Problem requirements
From the listing, collect all lines containing the word "color".

Extracted information
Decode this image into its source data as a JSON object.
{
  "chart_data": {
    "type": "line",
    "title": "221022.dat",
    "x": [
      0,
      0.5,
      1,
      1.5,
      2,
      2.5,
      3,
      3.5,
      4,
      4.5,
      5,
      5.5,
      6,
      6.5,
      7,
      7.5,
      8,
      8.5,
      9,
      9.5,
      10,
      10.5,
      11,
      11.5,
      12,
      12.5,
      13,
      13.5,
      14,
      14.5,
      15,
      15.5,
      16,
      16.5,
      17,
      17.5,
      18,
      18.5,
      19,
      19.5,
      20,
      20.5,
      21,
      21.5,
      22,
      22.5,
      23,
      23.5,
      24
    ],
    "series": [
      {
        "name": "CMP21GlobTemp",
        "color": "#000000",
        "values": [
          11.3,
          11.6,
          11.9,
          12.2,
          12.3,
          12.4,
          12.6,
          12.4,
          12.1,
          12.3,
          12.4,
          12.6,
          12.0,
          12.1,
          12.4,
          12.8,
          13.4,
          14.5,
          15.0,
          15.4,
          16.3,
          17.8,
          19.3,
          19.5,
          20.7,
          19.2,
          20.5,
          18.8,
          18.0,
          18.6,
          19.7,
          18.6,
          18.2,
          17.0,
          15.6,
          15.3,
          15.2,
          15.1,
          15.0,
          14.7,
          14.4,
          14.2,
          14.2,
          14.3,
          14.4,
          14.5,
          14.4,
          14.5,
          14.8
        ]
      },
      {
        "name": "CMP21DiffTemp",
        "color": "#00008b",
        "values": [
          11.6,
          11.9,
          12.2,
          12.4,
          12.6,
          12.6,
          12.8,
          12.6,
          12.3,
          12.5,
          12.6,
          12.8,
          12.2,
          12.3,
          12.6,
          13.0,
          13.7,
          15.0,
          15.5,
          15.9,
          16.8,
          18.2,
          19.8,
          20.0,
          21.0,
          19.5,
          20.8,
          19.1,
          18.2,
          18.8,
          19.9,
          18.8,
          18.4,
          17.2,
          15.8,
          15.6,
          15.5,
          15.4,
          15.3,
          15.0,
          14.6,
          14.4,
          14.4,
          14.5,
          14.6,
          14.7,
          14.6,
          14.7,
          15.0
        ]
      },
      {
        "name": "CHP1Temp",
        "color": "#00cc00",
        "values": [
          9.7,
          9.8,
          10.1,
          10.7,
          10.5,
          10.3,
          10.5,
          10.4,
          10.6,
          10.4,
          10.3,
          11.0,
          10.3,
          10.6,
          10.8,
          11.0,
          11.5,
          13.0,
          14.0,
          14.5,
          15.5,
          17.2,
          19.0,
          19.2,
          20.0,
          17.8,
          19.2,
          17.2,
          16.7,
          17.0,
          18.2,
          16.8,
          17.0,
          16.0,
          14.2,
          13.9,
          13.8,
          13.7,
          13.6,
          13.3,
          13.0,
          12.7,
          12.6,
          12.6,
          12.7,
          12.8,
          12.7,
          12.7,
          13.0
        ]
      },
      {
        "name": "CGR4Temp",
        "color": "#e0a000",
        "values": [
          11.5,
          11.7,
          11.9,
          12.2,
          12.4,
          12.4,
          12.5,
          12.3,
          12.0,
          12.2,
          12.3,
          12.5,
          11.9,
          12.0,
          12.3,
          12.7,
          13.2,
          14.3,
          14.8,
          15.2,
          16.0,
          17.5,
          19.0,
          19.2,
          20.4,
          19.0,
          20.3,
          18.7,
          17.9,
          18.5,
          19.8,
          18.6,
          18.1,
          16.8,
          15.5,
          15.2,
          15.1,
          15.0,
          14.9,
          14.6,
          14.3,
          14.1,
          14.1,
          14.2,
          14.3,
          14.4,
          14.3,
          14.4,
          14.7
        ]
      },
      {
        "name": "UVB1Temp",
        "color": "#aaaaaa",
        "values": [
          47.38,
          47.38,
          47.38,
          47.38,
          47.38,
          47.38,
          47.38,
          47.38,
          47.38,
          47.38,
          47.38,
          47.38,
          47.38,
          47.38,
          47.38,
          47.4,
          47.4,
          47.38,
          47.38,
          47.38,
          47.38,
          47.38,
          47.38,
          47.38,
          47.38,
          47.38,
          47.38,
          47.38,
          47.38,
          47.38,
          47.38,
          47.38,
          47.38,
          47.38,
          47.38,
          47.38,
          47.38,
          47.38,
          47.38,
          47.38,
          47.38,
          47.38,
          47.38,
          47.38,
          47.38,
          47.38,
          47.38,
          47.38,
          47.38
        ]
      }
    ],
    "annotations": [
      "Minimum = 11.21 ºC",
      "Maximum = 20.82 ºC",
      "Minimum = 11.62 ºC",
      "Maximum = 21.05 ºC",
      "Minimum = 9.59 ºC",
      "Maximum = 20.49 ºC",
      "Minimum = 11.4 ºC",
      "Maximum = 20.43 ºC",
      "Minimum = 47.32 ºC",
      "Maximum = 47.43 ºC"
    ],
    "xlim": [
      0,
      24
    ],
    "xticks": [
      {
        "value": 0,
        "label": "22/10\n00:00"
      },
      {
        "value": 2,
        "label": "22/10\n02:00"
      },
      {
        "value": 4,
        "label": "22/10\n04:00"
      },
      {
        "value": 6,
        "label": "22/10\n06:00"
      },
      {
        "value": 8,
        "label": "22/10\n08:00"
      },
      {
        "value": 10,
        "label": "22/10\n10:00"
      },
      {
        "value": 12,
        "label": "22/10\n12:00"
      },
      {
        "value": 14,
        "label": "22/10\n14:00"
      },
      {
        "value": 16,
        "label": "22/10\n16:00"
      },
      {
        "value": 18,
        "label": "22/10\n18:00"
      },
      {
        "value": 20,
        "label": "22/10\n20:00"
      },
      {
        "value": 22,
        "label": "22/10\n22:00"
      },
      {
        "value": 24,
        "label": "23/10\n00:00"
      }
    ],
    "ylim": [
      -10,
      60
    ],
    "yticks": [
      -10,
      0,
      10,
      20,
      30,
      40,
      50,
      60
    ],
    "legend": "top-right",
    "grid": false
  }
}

Solution below
        "color": "#000000",
        "color": "#00008b",
        "color": "#00cc00",
        "color": "#e0a000",
        "color": "#aaaaaa",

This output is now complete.